[start Materials provided]

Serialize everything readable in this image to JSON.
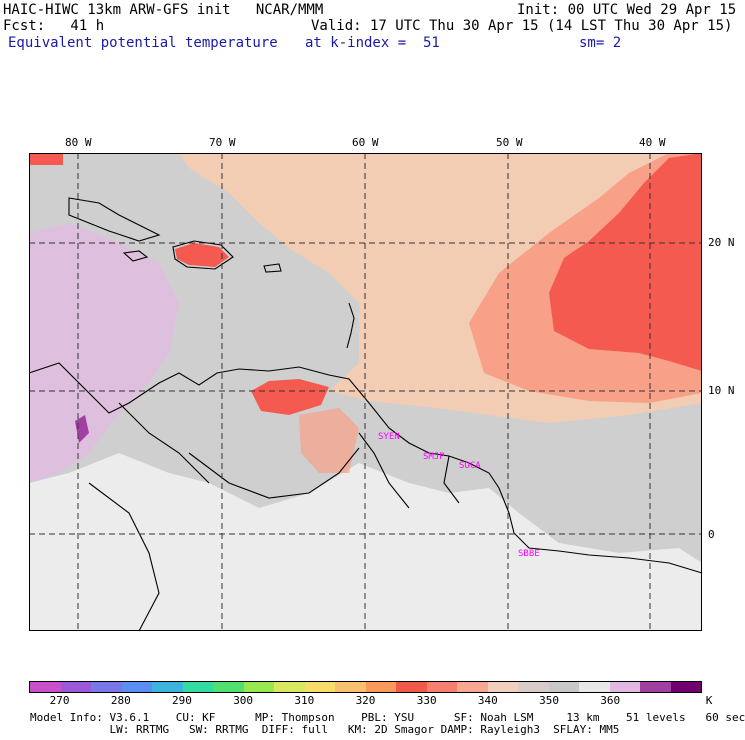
{
  "header": {
    "model_line": "HAIC-HIWC 13km ARW-GFS init   NCAR/MMM",
    "init_line": "Init: 00 UTC Wed 29 Apr 15",
    "fcst_line": "Fcst:   41 h",
    "valid_line": "Valid: 17 UTC Thu 30 Apr 15 (14 LST Thu 30 Apr 15)",
    "field_line": "Equivalent potential temperature",
    "level_line": "at k-index =  51",
    "smooth_line": "sm= 2"
  },
  "map": {
    "lon_labels": [
      "80 W",
      "70 W",
      "60 W",
      "50 W",
      "40 W"
    ],
    "lat_labels": [
      "20 N",
      "10 N",
      "0"
    ],
    "stations": [
      "SYEN",
      "SMJP",
      "SOCA",
      "SBBE"
    ],
    "colors": {
      "land_mask": "#c8c8c8",
      "hot": "#f45a50",
      "warm": "#f8a088",
      "peach": "#f2cdb4"
    }
  },
  "legend": {
    "labels": [
      "270",
      "280",
      "290",
      "300",
      "310",
      "320",
      "330",
      "340",
      "350",
      "360",
      "K"
    ],
    "colors": [
      "#c850c8",
      "#9a5ad8",
      "#7878e8",
      "#5a8ef0",
      "#3cb4dc",
      "#32dca0",
      "#50e070",
      "#98e850",
      "#d8e860",
      "#f8dc6c",
      "#f8c070",
      "#f89a5c",
      "#f05a4a",
      "#f48070",
      "#f8a890",
      "#f0d0bc",
      "#d8ccc8",
      "#c8c8c8",
      "#e8e8e8",
      "#e0b8e0",
      "#a040a0",
      "#700070"
    ]
  },
  "footer": {
    "line1": "Model Info: V3.6.1    CU: KF      MP: Thompson    PBL: YSU      SF: Noah LSM     13 km    51 levels   60 sec",
    "line2": "            LW: RRTMG   SW: RRTMG  DIFF: full   KM: 2D Smagor DAMP: Rayleigh3  SFLAY: MM5"
  }
}
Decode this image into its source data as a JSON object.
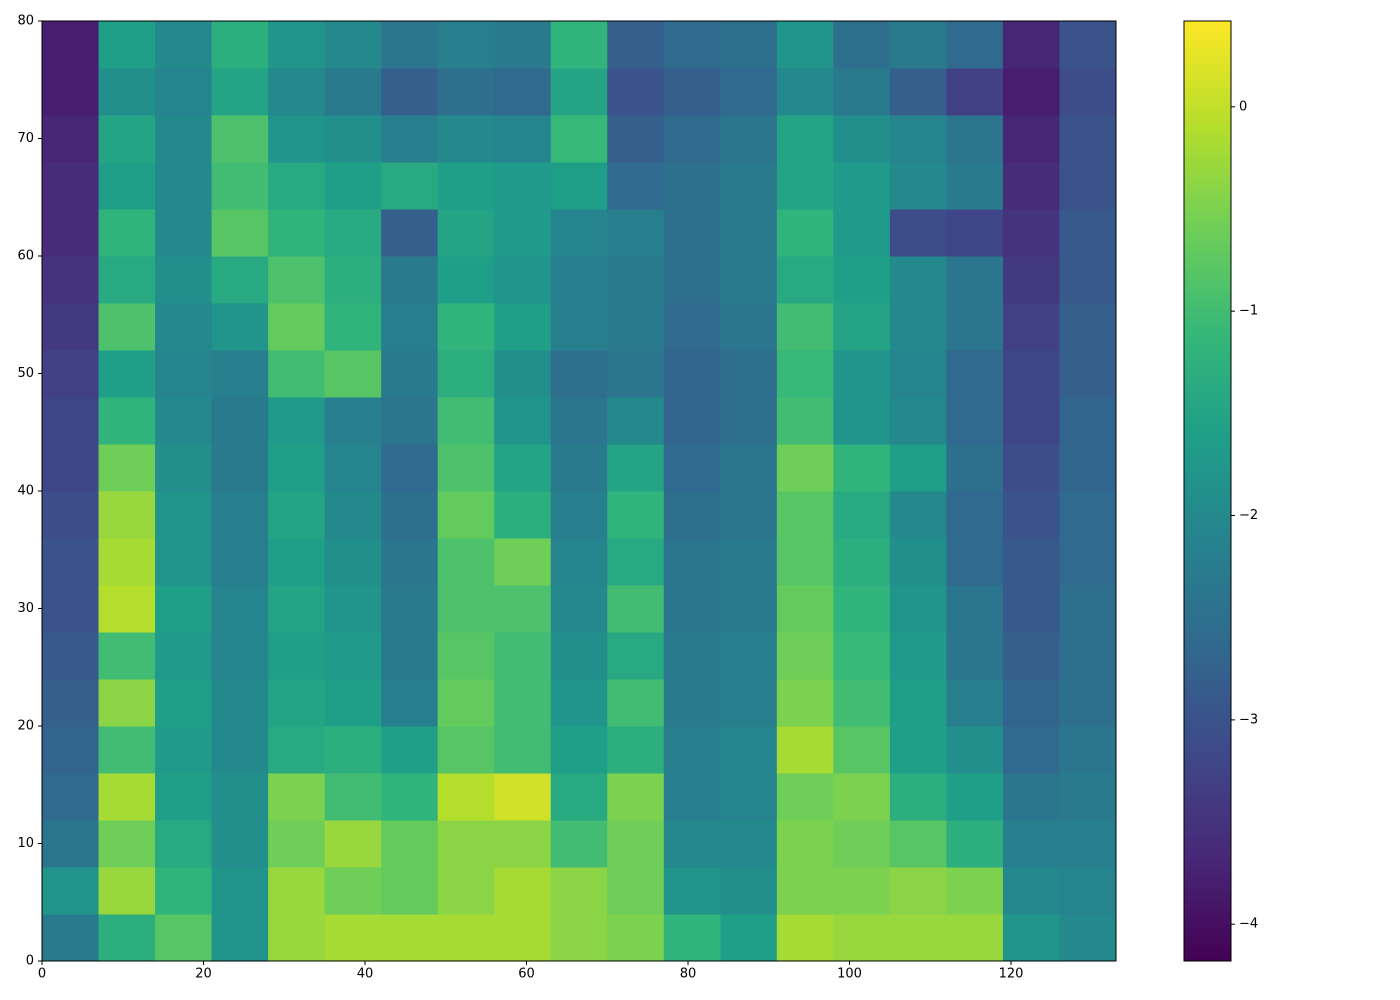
{
  "chart_data": {
    "type": "heatmap",
    "colormap": "viridis",
    "xbins": [
      0,
      7,
      14,
      21,
      28,
      35,
      42,
      49,
      56,
      63,
      70,
      77,
      84,
      91,
      98,
      105,
      112,
      119,
      126,
      133
    ],
    "ybins": [
      0,
      4,
      8,
      12,
      16,
      20,
      24,
      28,
      32,
      36,
      40,
      44,
      48,
      52,
      56,
      60,
      64,
      68,
      72,
      76,
      80
    ],
    "values": [
      [
        -2.3,
        -1.3,
        -0.8,
        -1.8,
        -0.3,
        -0.2,
        -0.2,
        -0.2,
        -0.2,
        -0.4,
        -0.5,
        -1.2,
        -1.6,
        -0.2,
        -0.3,
        -0.3,
        -0.3,
        -1.8,
        -2.0
      ],
      [
        -1.8,
        -0.3,
        -1.2,
        -1.8,
        -0.3,
        -0.6,
        -0.7,
        -0.4,
        -0.2,
        -0.4,
        -0.6,
        -1.8,
        -1.9,
        -0.5,
        -0.5,
        -0.4,
        -0.5,
        -2.0,
        -2.1
      ],
      [
        -2.4,
        -0.6,
        -1.4,
        -1.9,
        -0.6,
        -0.3,
        -0.7,
        -0.4,
        -0.4,
        -1.0,
        -0.6,
        -2.0,
        -2.0,
        -0.5,
        -0.6,
        -0.8,
        -1.3,
        -2.2,
        -2.2
      ],
      [
        -2.6,
        -0.2,
        -1.6,
        -1.9,
        -0.5,
        -1.0,
        -1.2,
        -0.1,
        0.1,
        -1.4,
        -0.5,
        -2.2,
        -2.1,
        -0.6,
        -0.5,
        -1.3,
        -1.6,
        -2.4,
        -2.3
      ],
      [
        -2.7,
        -1.0,
        -1.7,
        -2.0,
        -1.4,
        -1.3,
        -1.6,
        -0.8,
        -1.0,
        -1.6,
        -1.3,
        -2.2,
        -2.1,
        -0.2,
        -0.8,
        -1.6,
        -1.9,
        -2.6,
        -2.4
      ],
      [
        -2.8,
        -0.4,
        -1.6,
        -2.0,
        -1.5,
        -1.6,
        -2.2,
        -0.7,
        -1.0,
        -1.8,
        -1.0,
        -2.3,
        -2.2,
        -0.5,
        -1.0,
        -1.6,
        -2.2,
        -2.7,
        -2.5
      ],
      [
        -2.9,
        -1.0,
        -1.7,
        -2.1,
        -1.6,
        -1.7,
        -2.3,
        -0.8,
        -1.0,
        -1.9,
        -1.4,
        -2.3,
        -2.2,
        -0.6,
        -1.1,
        -1.7,
        -2.4,
        -2.8,
        -2.5
      ],
      [
        -3.0,
        -0.1,
        -1.6,
        -2.1,
        -1.5,
        -1.8,
        -2.3,
        -0.9,
        -0.9,
        -2.0,
        -1.0,
        -2.4,
        -2.3,
        -0.7,
        -1.2,
        -1.8,
        -2.4,
        -2.9,
        -2.5
      ],
      [
        -3.0,
        -0.2,
        -1.8,
        -2.2,
        -1.6,
        -1.9,
        -2.4,
        -0.9,
        -0.6,
        -2.1,
        -1.4,
        -2.4,
        -2.3,
        -0.8,
        -1.3,
        -1.9,
        -2.6,
        -2.9,
        -2.6
      ],
      [
        -3.1,
        -0.3,
        -1.8,
        -2.2,
        -1.5,
        -2.0,
        -2.5,
        -0.7,
        -1.3,
        -2.2,
        -1.2,
        -2.5,
        -2.4,
        -0.8,
        -1.4,
        -2.0,
        -2.6,
        -3.0,
        -2.6
      ],
      [
        -3.2,
        -0.6,
        -1.9,
        -2.3,
        -1.6,
        -2.1,
        -2.6,
        -0.9,
        -1.5,
        -2.3,
        -1.5,
        -2.6,
        -2.4,
        -0.6,
        -1.2,
        -1.6,
        -2.5,
        -3.1,
        -2.7
      ],
      [
        -3.2,
        -1.2,
        -2.0,
        -2.3,
        -1.7,
        -2.2,
        -2.4,
        -1.0,
        -1.8,
        -2.4,
        -2.0,
        -2.7,
        -2.5,
        -1.0,
        -1.8,
        -2.0,
        -2.6,
        -3.2,
        -2.7
      ],
      [
        -3.3,
        -1.6,
        -2.1,
        -2.2,
        -1.0,
        -0.8,
        -2.3,
        -1.3,
        -1.9,
        -2.5,
        -2.4,
        -2.7,
        -2.5,
        -1.1,
        -1.8,
        -2.1,
        -2.6,
        -3.2,
        -2.8
      ],
      [
        -3.4,
        -0.9,
        -2.0,
        -1.8,
        -0.7,
        -1.2,
        -2.2,
        -1.2,
        -1.6,
        -2.2,
        -2.3,
        -2.6,
        -2.4,
        -1.0,
        -1.5,
        -2.0,
        -2.4,
        -3.3,
        -2.8
      ],
      [
        -3.5,
        -1.4,
        -1.9,
        -1.4,
        -0.9,
        -1.3,
        -2.3,
        -1.6,
        -1.8,
        -2.2,
        -2.3,
        -2.5,
        -2.3,
        -1.4,
        -1.6,
        -2.0,
        -2.4,
        -3.4,
        -2.9
      ],
      [
        -3.6,
        -1.2,
        -2.0,
        -0.8,
        -1.2,
        -1.4,
        -2.8,
        -1.5,
        -1.7,
        -2.1,
        -2.2,
        -2.5,
        -2.3,
        -1.2,
        -1.7,
        -3.1,
        -3.2,
        -3.5,
        -2.9
      ],
      [
        -3.6,
        -1.6,
        -2.0,
        -1.0,
        -1.4,
        -1.6,
        -1.4,
        -1.6,
        -1.7,
        -1.6,
        -2.6,
        -2.5,
        -2.3,
        -1.5,
        -1.7,
        -2.0,
        -2.3,
        -3.6,
        -3.0
      ],
      [
        -3.7,
        -1.5,
        -2.0,
        -0.9,
        -1.8,
        -1.9,
        -2.2,
        -2.0,
        -2.1,
        -1.1,
        -2.8,
        -2.6,
        -2.4,
        -1.5,
        -1.9,
        -2.1,
        -2.4,
        -3.7,
        -3.0
      ],
      [
        -3.8,
        -1.9,
        -2.1,
        -1.5,
        -2.0,
        -2.3,
        -2.8,
        -2.5,
        -2.6,
        -1.5,
        -3.0,
        -2.8,
        -2.6,
        -2.0,
        -2.3,
        -2.8,
        -3.3,
        -3.8,
        -3.1
      ],
      [
        -3.8,
        -1.6,
        -2.0,
        -1.3,
        -1.8,
        -2.0,
        -2.4,
        -2.2,
        -2.3,
        -1.2,
        -2.8,
        -2.6,
        -2.5,
        -1.8,
        -2.5,
        -2.3,
        -2.6,
        -3.7,
        -3.0
      ]
    ],
    "xlim": [
      0,
      133
    ],
    "ylim": [
      0,
      80
    ],
    "xticks": [
      0,
      20,
      40,
      60,
      80,
      100,
      120
    ],
    "yticks": [
      0,
      10,
      20,
      30,
      40,
      50,
      60,
      70,
      80
    ],
    "colorbar": {
      "lim": [
        -4.18,
        0.42
      ],
      "ticks": [
        {
          "value": -4,
          "label": "−4"
        },
        {
          "value": -3,
          "label": "−3"
        },
        {
          "value": -2,
          "label": "−2"
        },
        {
          "value": -1,
          "label": "−1"
        },
        0
      ]
    }
  }
}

[end Materials provided]

Filter the data for the string "image" and copy every line that has it.

◆ **Task result**:
Serialize everything readable in this image to JSON.
Decode this image into its source data as a JSON object.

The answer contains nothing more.